:: Set exercise ::
Repeat the material below exactly, line for line.

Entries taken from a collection
* * * * * * *
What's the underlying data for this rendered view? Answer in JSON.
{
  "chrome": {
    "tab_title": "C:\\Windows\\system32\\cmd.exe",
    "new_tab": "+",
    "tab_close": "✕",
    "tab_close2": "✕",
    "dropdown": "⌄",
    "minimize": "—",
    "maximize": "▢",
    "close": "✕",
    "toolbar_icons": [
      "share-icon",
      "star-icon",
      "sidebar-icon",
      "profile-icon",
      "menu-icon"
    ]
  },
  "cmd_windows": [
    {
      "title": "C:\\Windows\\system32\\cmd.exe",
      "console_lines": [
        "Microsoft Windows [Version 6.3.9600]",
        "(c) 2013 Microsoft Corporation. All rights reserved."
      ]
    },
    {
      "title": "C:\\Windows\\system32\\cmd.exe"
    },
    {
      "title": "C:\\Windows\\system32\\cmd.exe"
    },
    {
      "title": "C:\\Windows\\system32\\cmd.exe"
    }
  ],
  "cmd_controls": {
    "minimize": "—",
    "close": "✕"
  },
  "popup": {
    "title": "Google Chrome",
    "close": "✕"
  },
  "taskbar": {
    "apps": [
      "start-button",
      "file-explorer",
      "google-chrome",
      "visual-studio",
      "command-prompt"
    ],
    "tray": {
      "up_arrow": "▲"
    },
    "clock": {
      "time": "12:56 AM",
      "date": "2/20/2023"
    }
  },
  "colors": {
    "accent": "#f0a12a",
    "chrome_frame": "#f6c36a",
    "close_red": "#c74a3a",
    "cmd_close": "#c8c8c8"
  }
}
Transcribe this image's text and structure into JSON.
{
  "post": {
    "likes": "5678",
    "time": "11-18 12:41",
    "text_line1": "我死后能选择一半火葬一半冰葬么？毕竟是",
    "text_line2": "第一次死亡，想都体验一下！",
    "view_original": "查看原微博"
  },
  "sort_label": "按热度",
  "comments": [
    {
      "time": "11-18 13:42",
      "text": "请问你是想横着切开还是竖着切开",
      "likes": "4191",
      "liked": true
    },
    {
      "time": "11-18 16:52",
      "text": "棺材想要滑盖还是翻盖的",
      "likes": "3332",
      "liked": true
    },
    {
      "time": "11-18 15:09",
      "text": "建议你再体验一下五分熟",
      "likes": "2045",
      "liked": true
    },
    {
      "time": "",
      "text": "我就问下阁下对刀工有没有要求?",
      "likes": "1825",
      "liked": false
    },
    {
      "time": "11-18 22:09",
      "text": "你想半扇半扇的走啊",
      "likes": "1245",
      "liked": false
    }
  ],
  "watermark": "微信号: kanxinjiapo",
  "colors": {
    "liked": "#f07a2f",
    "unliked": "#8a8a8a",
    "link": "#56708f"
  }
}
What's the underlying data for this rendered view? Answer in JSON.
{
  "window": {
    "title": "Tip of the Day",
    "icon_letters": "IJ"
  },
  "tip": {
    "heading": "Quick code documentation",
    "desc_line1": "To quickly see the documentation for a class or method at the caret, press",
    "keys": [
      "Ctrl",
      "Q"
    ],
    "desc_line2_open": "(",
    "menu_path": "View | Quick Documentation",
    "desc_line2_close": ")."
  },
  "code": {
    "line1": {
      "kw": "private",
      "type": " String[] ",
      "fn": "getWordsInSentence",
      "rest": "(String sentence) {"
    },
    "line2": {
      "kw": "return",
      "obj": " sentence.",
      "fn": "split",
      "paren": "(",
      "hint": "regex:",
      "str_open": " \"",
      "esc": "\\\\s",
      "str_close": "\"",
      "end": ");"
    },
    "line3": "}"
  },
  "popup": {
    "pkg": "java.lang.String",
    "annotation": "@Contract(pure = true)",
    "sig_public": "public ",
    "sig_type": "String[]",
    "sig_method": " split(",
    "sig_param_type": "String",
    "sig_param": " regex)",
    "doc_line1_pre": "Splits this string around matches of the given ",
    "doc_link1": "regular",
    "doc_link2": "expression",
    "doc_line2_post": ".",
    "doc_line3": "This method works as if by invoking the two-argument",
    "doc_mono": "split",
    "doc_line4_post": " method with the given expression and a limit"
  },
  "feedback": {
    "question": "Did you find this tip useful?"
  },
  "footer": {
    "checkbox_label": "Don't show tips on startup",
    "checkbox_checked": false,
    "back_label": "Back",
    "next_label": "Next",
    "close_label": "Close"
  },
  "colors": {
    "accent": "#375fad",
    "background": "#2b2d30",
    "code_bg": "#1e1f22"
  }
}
* * * * * * *
:: Finished answer ::
What's the underlying data for this rendered view? Answer in JSON.
{
  "chrome": {
    "tab_title": "C:\\Windows\\system32\\cmd.exe",
    "new_tab": "+",
    "tab_close": "✕",
    "tab_close2": "✕",
    "dropdown": "⌄",
    "minimize": "—",
    "maximize": "▢",
    "close": "✕",
    "toolbar_icons": [
      "share-icon",
      "star-icon",
      "sidebar-icon",
      "profile-icon",
      "menu-icon"
    ]
  },
  "cmd_windows": [
    {
      "title": "C:\\Windows\\system32\\cmd.exe",
      "console_lines": [
        "Microsoft Windows [Version 6.3.9600]",
        "(c) 2013 Microsoft Corporation. All rights reserved."
      ]
    },
    {
      "title": "C:\\Windows\\system32\\cmd.exe"
    },
    {
      "title": "C:\\Windows\\system32\\cmd.exe"
    },
    {
      "title": "C:\\Windows\\system32\\cmd.exe"
    }
  ],
  "cmd_controls": {
    "minimize": "—",
    "close": "✕"
  },
  "popup": {
    "title": "Google Chrome",
    "close": "✕"
  },
  "taskbar": {
    "apps": [
      "start-button",
      "file-explorer",
      "google-chrome",
      "visual-studio",
      "command-prompt"
    ],
    "tray": {
      "up_arrow": "▲"
    },
    "clock": {
      "time": "12:56 AM",
      "date": "2/20/2023"
    }
  },
  "colors": {
    "accent": "#f0a12a",
    "chrome_frame": "#f6c36a",
    "close_red": "#c74a3a",
    "cmd_close": "#c8c8c8"
  }
}
Transcribe this image's text and structure into JSON.
{
  "post": {
    "likes": "5678",
    "time": "11-18 12:41",
    "text_line1": "我死后能选择一半火葬一半冰葬么？毕竟是",
    "text_line2": "第一次死亡，想都体验一下！",
    "view_original": "查看原微博"
  },
  "sort_label": "按热度",
  "comments": [
    {
      "time": "11-18 13:42",
      "text": "请问你是想横着切开还是竖着切开",
      "likes": "4191",
      "liked": true
    },
    {
      "time": "11-18 16:52",
      "text": "棺材想要滑盖还是翻盖的",
      "likes": "3332",
      "liked": true
    },
    {
      "time": "11-18 15:09",
      "text": "建议你再体验一下五分熟",
      "likes": "2045",
      "liked": true
    },
    {
      "time": "",
      "text": "我就问下阁下对刀工有没有要求?",
      "likes": "1825",
      "liked": false
    },
    {
      "time": "11-18 22:09",
      "text": "你想半扇半扇的走啊",
      "likes": "1245",
      "liked": false
    }
  ],
  "watermark": "微信号: kanxinjiapo",
  "colors": {
    "liked": "#f07a2f",
    "unliked": "#8a8a8a",
    "link": "#56708f"
  }
}
What's the underlying data for this rendered view? Answer in JSON.
{
  "window": {
    "title": "Tip of the Day",
    "icon_letters": "IJ"
  },
  "tip": {
    "heading": "Quick code documentation",
    "desc_line1": "To quickly see the documentation for a class or method at the caret, press",
    "keys": [
      "Ctrl",
      "Q"
    ],
    "desc_line2_open": "(",
    "menu_path": "View | Quick Documentation",
    "desc_line2_close": ")."
  },
  "code": {
    "line1": {
      "kw": "private",
      "type": " String[] ",
      "fn": "getWordsInSentence",
      "rest": "(String sentence) {"
    },
    "line2": {
      "kw": "return",
      "obj": " sentence.",
      "fn": "split",
      "paren": "(",
      "hint": "regex:",
      "str_open": " \"",
      "esc": "\\\\s",
      "str_close": "\"",
      "end": ");"
    },
    "line3": "}"
  },
  "popup": {
    "pkg": "java.lang.String",
    "annotation": "@Contract(pure = true)",
    "sig_public": "public ",
    "sig_type": "String[]",
    "sig_method": " split(",
    "sig_param_type": "String",
    "sig_param": " regex)",
    "doc_line1_pre": "Splits this string around matches of the given ",
    "doc_link1": "regular",
    "doc_link2": "expression",
    "doc_line2_post": ".",
    "doc_line3": "This method works as if by invoking the two-argument",
    "doc_mono": "split",
    "doc_line4_post": " method with the given expression and a limit"
  },
  "feedback": {
    "question": "Did you find this tip useful?"
  },
  "footer": {
    "checkbox_label": "Don't show tips on startup",
    "checkbox_checked": false,
    "back_label": "Back",
    "next_label": "Next",
    "close_label": "Close"
  },
  "colors": {
    "accent": "#375fad",
    "background": "#2b2d30",
    "code_bg": "#1e1f22"
  }
}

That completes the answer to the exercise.